REQUIREMENTS => Repeat each entry as written and leave the images out of the copy.

Data items
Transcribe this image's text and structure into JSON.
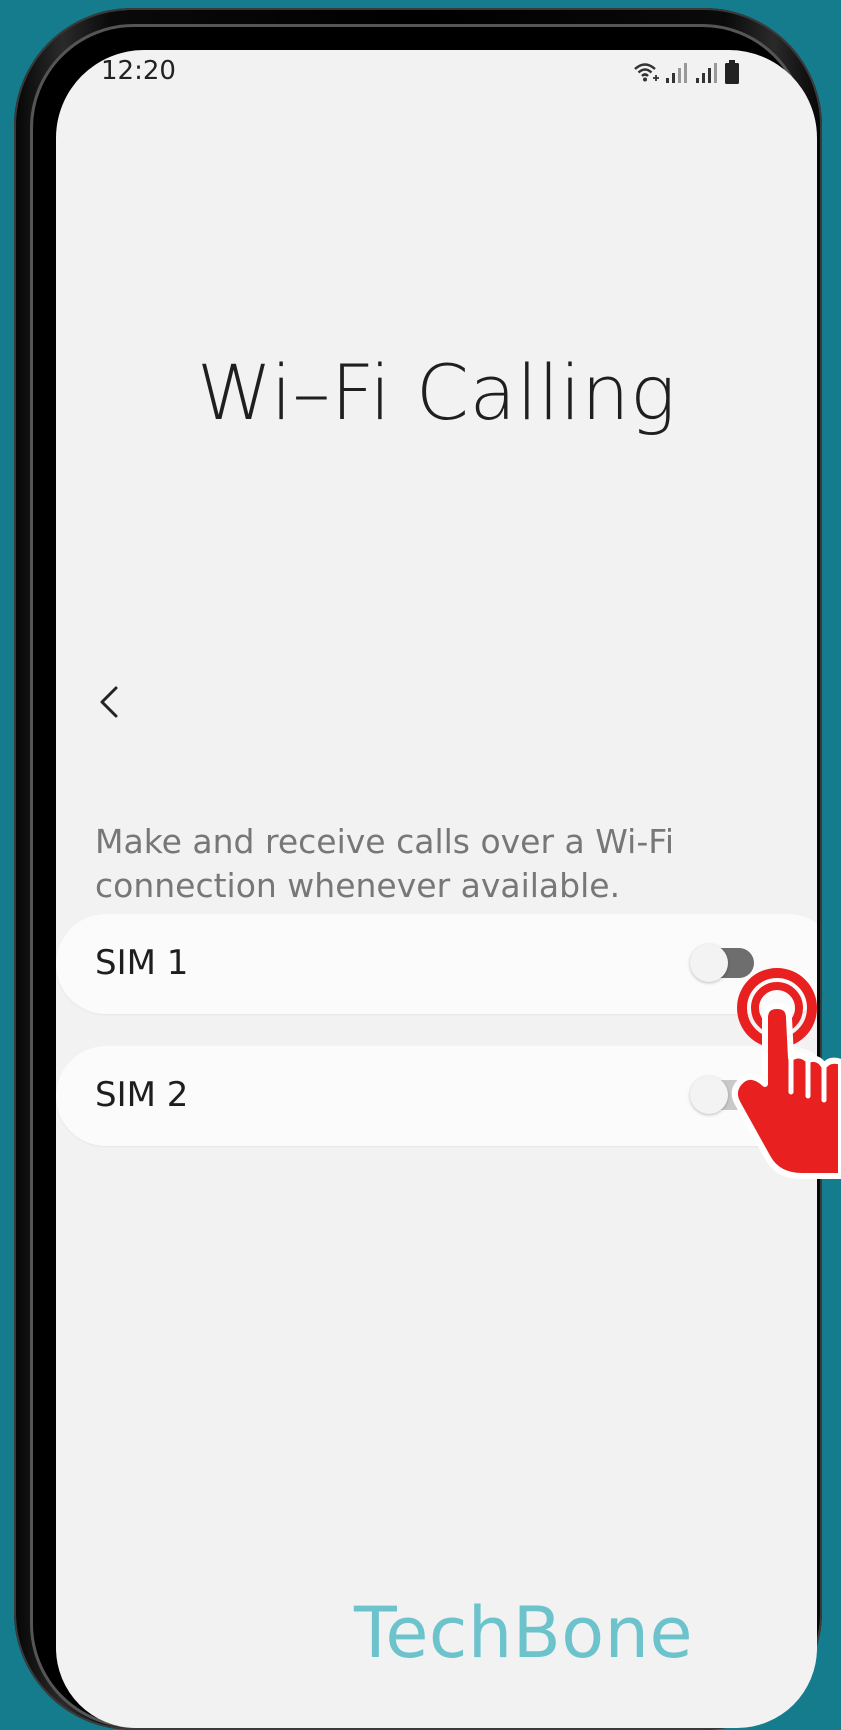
{
  "status_bar": {
    "time": "12:20",
    "icons": [
      "wifi-calling-icon",
      "signal-sim1-icon",
      "signal-sim2-icon",
      "battery-icon"
    ]
  },
  "page": {
    "title": "Wi–Fi Calling",
    "back_icon": "chevron-left-icon",
    "description": "Make and receive calls over a Wi-Fi connection whenever available."
  },
  "settings": [
    {
      "label": "SIM 1",
      "enabled": false
    },
    {
      "label": "SIM 2",
      "enabled": false
    }
  ],
  "overlay": {
    "watermark": "TechBone",
    "hand_icon": "tap-hand-icon",
    "accent_color": "#e8201f"
  },
  "colors": {
    "background": "#147c8c",
    "screen": "#f2f2f2",
    "watermark": "#6dc3cc"
  }
}
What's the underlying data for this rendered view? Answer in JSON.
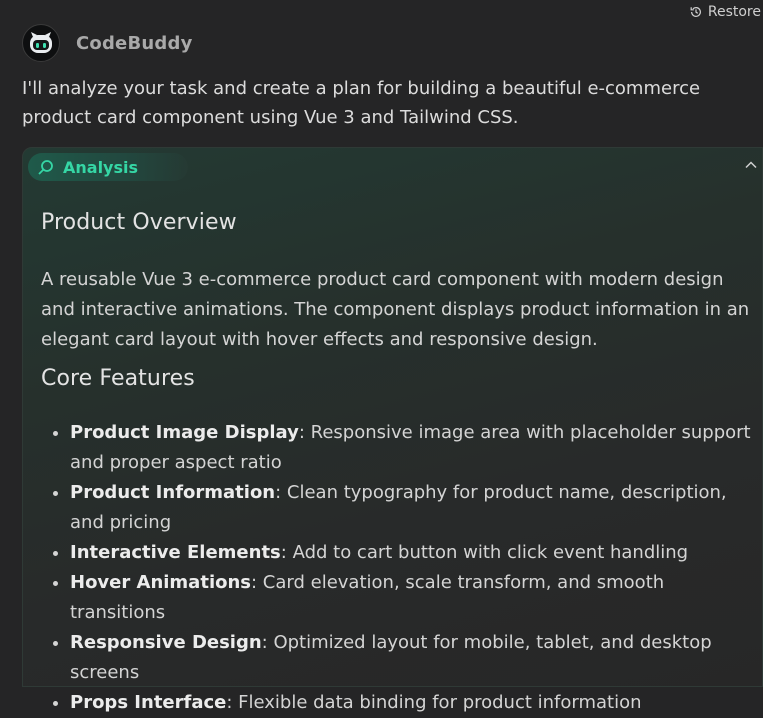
{
  "restore": {
    "label": "Restore"
  },
  "bot": {
    "name": "CodeBuddy"
  },
  "message": {
    "intro": "I'll analyze your task and create a plan for building a beautiful e-commerce product card component using Vue 3 and Tailwind CSS."
  },
  "analysis": {
    "pill_label": "Analysis",
    "overview_title": "Product Overview",
    "overview_text": "A reusable Vue 3 e-commerce product card component with modern design and interactive animations. The component displays product information in an elegant card layout with hover effects and responsive design.",
    "features_title": "Core Features",
    "features": [
      {
        "name": "Product Image Display",
        "desc": ": Responsive image area with placeholder support and proper aspect ratio"
      },
      {
        "name": "Product Information",
        "desc": ": Clean typography for product name, description, and pricing"
      },
      {
        "name": "Interactive Elements",
        "desc": ": Add to cart button with click event handling"
      },
      {
        "name": "Hover Animations",
        "desc": ": Card elevation, scale transform, and smooth transitions"
      },
      {
        "name": "Responsive Design",
        "desc": ": Optimized layout for mobile, tablet, and desktop screens"
      },
      {
        "name": "Props Interface",
        "desc": ": Flexible data binding for product information"
      }
    ]
  },
  "colors": {
    "accent": "#35d6a5",
    "background": "#252526"
  },
  "icons": {
    "restore": "history-icon",
    "avatar": "robot-icon",
    "pill": "search-icon",
    "collapse": "chevron-up-icon"
  }
}
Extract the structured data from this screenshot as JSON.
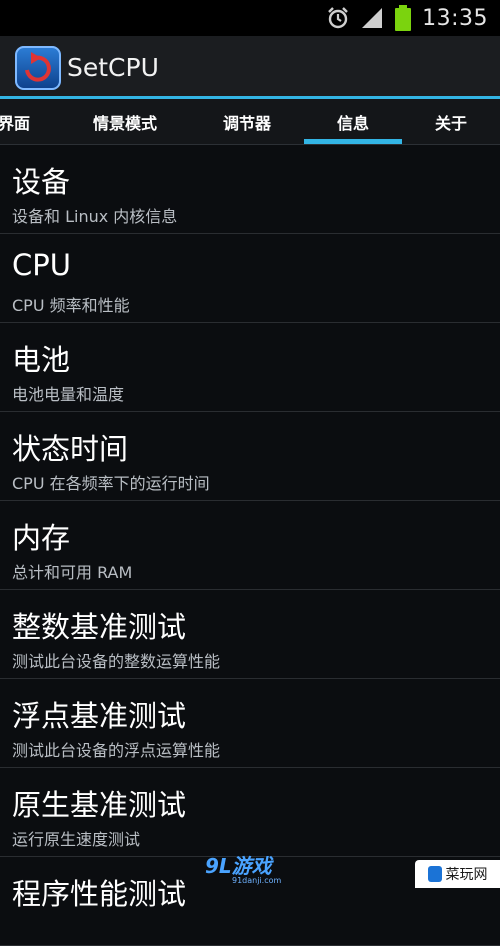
{
  "status_bar": {
    "time": "13:35",
    "icons": [
      "alarm-icon",
      "signal-icon",
      "battery-icon"
    ],
    "colors": {
      "battery": "#7bd30e",
      "signal": "#cfcfcf"
    }
  },
  "app": {
    "title": "SetCPU",
    "accent": "#33b5e5"
  },
  "tabs": [
    {
      "label": "界面",
      "selected": false
    },
    {
      "label": "情景模式",
      "selected": false
    },
    {
      "label": "调节器",
      "selected": false
    },
    {
      "label": "信息",
      "selected": true
    },
    {
      "label": "关于",
      "selected": false
    }
  ],
  "list": [
    {
      "title": "设备",
      "subtitle": "设备和 Linux 内核信息"
    },
    {
      "title": "CPU",
      "subtitle": "CPU 频率和性能"
    },
    {
      "title": "电池",
      "subtitle": "电池电量和温度"
    },
    {
      "title": "状态时间",
      "subtitle": "CPU 在各频率下的运行时间"
    },
    {
      "title": "内存",
      "subtitle": "总计和可用 RAM"
    },
    {
      "title": "整数基准测试",
      "subtitle": "测试此台设备的整数运算性能"
    },
    {
      "title": "浮点基准测试",
      "subtitle": "测试此台设备的浮点运算性能"
    },
    {
      "title": "原生基准测试",
      "subtitle": "运行原生速度测试"
    },
    {
      "title": "程序性能测试",
      "subtitle": ""
    }
  ],
  "watermark": {
    "logo_text": "9L游戏",
    "url": "91danji.com",
    "badge_text": "菜玩网"
  }
}
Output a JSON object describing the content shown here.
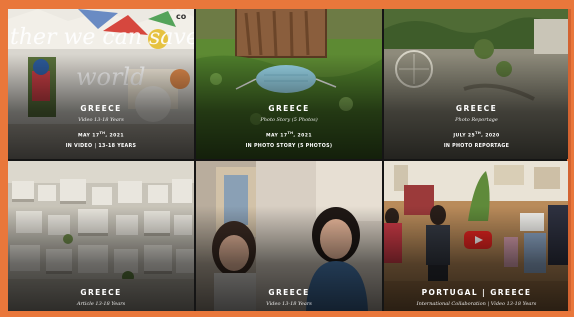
{
  "tiles": [
    {
      "country": "GREECE",
      "subtitle": "Video 13-18 Years",
      "date_main": "MAY 17",
      "date_sup": "TH",
      "date_year": ", 2021",
      "meta": "IN VIDEO | 13-18 YEARS",
      "overlay_text_1": "ther we can save",
      "overlay_text_2": "world",
      "overlay_text_3": "co"
    },
    {
      "country": "GREECE",
      "subtitle": "Photo Story (5 Photos)",
      "date_main": "MAY 17",
      "date_sup": "TH",
      "date_year": ", 2021",
      "meta": "IN PHOTO STORY (5 PHOTOS)"
    },
    {
      "country": "GREECE",
      "subtitle": "Photo Reportage",
      "date_main": "JULY 25",
      "date_sup": "TH",
      "date_year": ", 2020",
      "meta": "IN PHOTO REPORTAGE"
    },
    {
      "country": "GREECE",
      "subtitle": "Article 13-18 Years"
    },
    {
      "country": "GREECE",
      "subtitle": "Video 13-18 Years"
    },
    {
      "country": "PORTUGAL | GREECE",
      "subtitle": "International Collaboration | Video 13-18 Years",
      "has_play": true
    }
  ],
  "colors": {
    "frame": "#e9773b",
    "caption": "#ffffff",
    "play": "#e52420"
  },
  "icons": [
    "play-icon"
  ]
}
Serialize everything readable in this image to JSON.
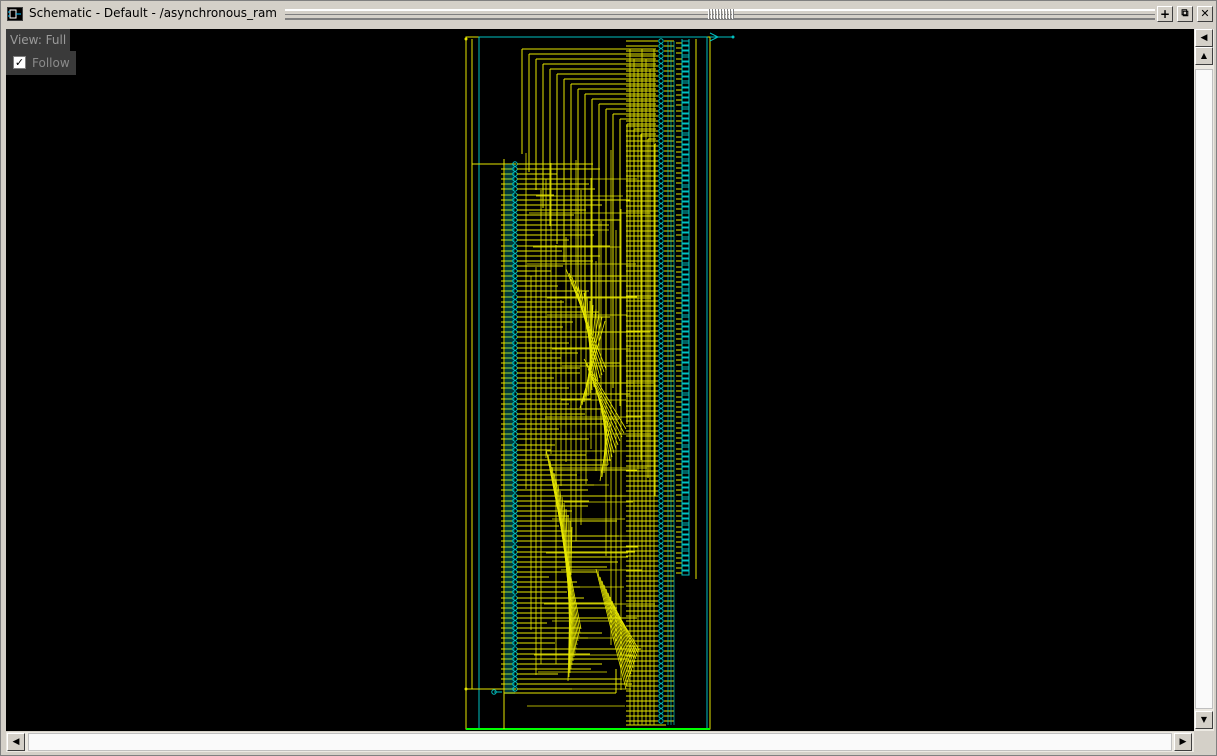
{
  "window": {
    "title": "Schematic - Default  - /asynchronous_ram",
    "icon": "schematic-window-icon",
    "buttons": {
      "add": "+",
      "undock": "⧉",
      "close": "✕"
    }
  },
  "overlay": {
    "view_label": "View: Full",
    "follow_label": "Follow",
    "follow_checked": "✓"
  },
  "scrollbars": {
    "up": "▲",
    "down": "▼",
    "left": "◀",
    "right": "▶",
    "prev_page": "◀"
  },
  "colors": {
    "wire": "#e6e600",
    "instance": "#00c0c0",
    "highlight": "#00ff00",
    "background": "#000000"
  }
}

IN RESPONSE =>
Transcribe this image's text and structure into JSON.
{
  "status_bar": {
    "time": "12:20",
    "icons": [
      "wifi-calling-icon",
      "signal-sim1-icon",
      "signal-sim2-icon",
      "battery-icon"
    ]
  },
  "page": {
    "title": "Wi–Fi Calling",
    "back_icon": "chevron-left-icon",
    "description": "Make and receive calls over a Wi-Fi connection whenever available."
  },
  "settings": [
    {
      "label": "SIM 1",
      "enabled": false
    },
    {
      "label": "SIM 2",
      "enabled": false
    }
  ],
  "overlay": {
    "watermark": "TechBone",
    "hand_icon": "tap-hand-icon",
    "accent_color": "#e8201f"
  },
  "colors": {
    "background": "#147c8c",
    "screen": "#f2f2f2",
    "watermark": "#6dc3cc"
  }
}
What's the underlying data for this rendered view? Answer in JSON.
{
  "restore": {
    "label": "Restore"
  },
  "bot": {
    "name": "CodeBuddy"
  },
  "message": {
    "intro": "I'll analyze your task and create a plan for building a beautiful e-commerce product card component using Vue 3 and Tailwind CSS."
  },
  "analysis": {
    "pill_label": "Analysis",
    "overview_title": "Product Overview",
    "overview_text": "A reusable Vue 3 e-commerce product card component with modern design and interactive animations. The component displays product information in an elegant card layout with hover effects and responsive design.",
    "features_title": "Core Features",
    "features": [
      {
        "name": "Product Image Display",
        "desc": ": Responsive image area with placeholder support and proper aspect ratio"
      },
      {
        "name": "Product Information",
        "desc": ": Clean typography for product name, description, and pricing"
      },
      {
        "name": "Interactive Elements",
        "desc": ": Add to cart button with click event handling"
      },
      {
        "name": "Hover Animations",
        "desc": ": Card elevation, scale transform, and smooth transitions"
      },
      {
        "name": "Responsive Design",
        "desc": ": Optimized layout for mobile, tablet, and desktop screens"
      },
      {
        "name": "Props Interface",
        "desc": ": Flexible data binding for product information"
      }
    ]
  },
  "colors": {
    "accent": "#35d6a5",
    "background": "#252526"
  },
  "icons": {
    "restore": "history-icon",
    "avatar": "robot-icon",
    "pill": "search-icon",
    "collapse": "chevron-up-icon"
  }
}
Extract the structured data from this screenshot as JSON.
{
  "status_bar": {
    "time": "13:35",
    "icons": [
      "alarm-icon",
      "signal-icon",
      "battery-icon"
    ],
    "colors": {
      "battery": "#7bd30e",
      "signal": "#cfcfcf"
    }
  },
  "app": {
    "title": "SetCPU",
    "accent": "#33b5e5"
  },
  "tabs": [
    {
      "label": "界面",
      "selected": false
    },
    {
      "label": "情景模式",
      "selected": false
    },
    {
      "label": "调节器",
      "selected": false
    },
    {
      "label": "信息",
      "selected": true
    },
    {
      "label": "关于",
      "selected": false
    }
  ],
  "list": [
    {
      "title": "设备",
      "subtitle": "设备和 Linux 内核信息"
    },
    {
      "title": "CPU",
      "subtitle": "CPU 频率和性能"
    },
    {
      "title": "电池",
      "subtitle": "电池电量和温度"
    },
    {
      "title": "状态时间",
      "subtitle": "CPU 在各频率下的运行时间"
    },
    {
      "title": "内存",
      "subtitle": "总计和可用 RAM"
    },
    {
      "title": "整数基准测试",
      "subtitle": "测试此台设备的整数运算性能"
    },
    {
      "title": "浮点基准测试",
      "subtitle": "测试此台设备的浮点运算性能"
    },
    {
      "title": "原生基准测试",
      "subtitle": "运行原生速度测试"
    },
    {
      "title": "程序性能测试",
      "subtitle": ""
    }
  ],
  "watermark": {
    "logo_text": "9L游戏",
    "url": "91danji.com",
    "badge_text": "菜玩网"
  }
}
Output a JSON object describing the content shown here.
{
  "tiles": [
    {
      "country": "GREECE",
      "subtitle": "Video 13-18 Years",
      "date_main": "MAY 17",
      "date_sup": "TH",
      "date_year": ", 2021",
      "meta": "IN VIDEO | 13-18 YEARS",
      "overlay_text_1": "ther we can save",
      "overlay_text_2": "world",
      "overlay_text_3": "co"
    },
    {
      "country": "GREECE",
      "subtitle": "Photo Story (5 Photos)",
      "date_main": "MAY 17",
      "date_sup": "TH",
      "date_year": ", 2021",
      "meta": "IN PHOTO STORY (5 PHOTOS)"
    },
    {
      "country": "GREECE",
      "subtitle": "Photo Reportage",
      "date_main": "JULY 25",
      "date_sup": "TH",
      "date_year": ", 2020",
      "meta": "IN PHOTO REPORTAGE"
    },
    {
      "country": "GREECE",
      "subtitle": "Article 13-18 Years"
    },
    {
      "country": "GREECE",
      "subtitle": "Video 13-18 Years"
    },
    {
      "country": "PORTUGAL | GREECE",
      "subtitle": "International Collaboration | Video 13-18 Years",
      "has_play": true
    }
  ],
  "colors": {
    "frame": "#e9773b",
    "caption": "#ffffff",
    "play": "#e52420"
  },
  "icons": [
    "play-icon"
  ]
}
Serialize everything readable in this image to JSON.
{
  "window": {
    "title": "Schematic - Default  - /asynchronous_ram",
    "icon": "schematic-window-icon",
    "buttons": {
      "add": "+",
      "undock": "⧉",
      "close": "✕"
    }
  },
  "overlay": {
    "view_label": "View: Full",
    "follow_label": "Follow",
    "follow_checked": "✓"
  },
  "scrollbars": {
    "up": "▲",
    "down": "▼",
    "left": "◀",
    "right": "▶",
    "prev_page": "◀"
  },
  "colors": {
    "wire": "#e6e600",
    "instance": "#00c0c0",
    "highlight": "#00ff00",
    "background": "#000000"
  }
}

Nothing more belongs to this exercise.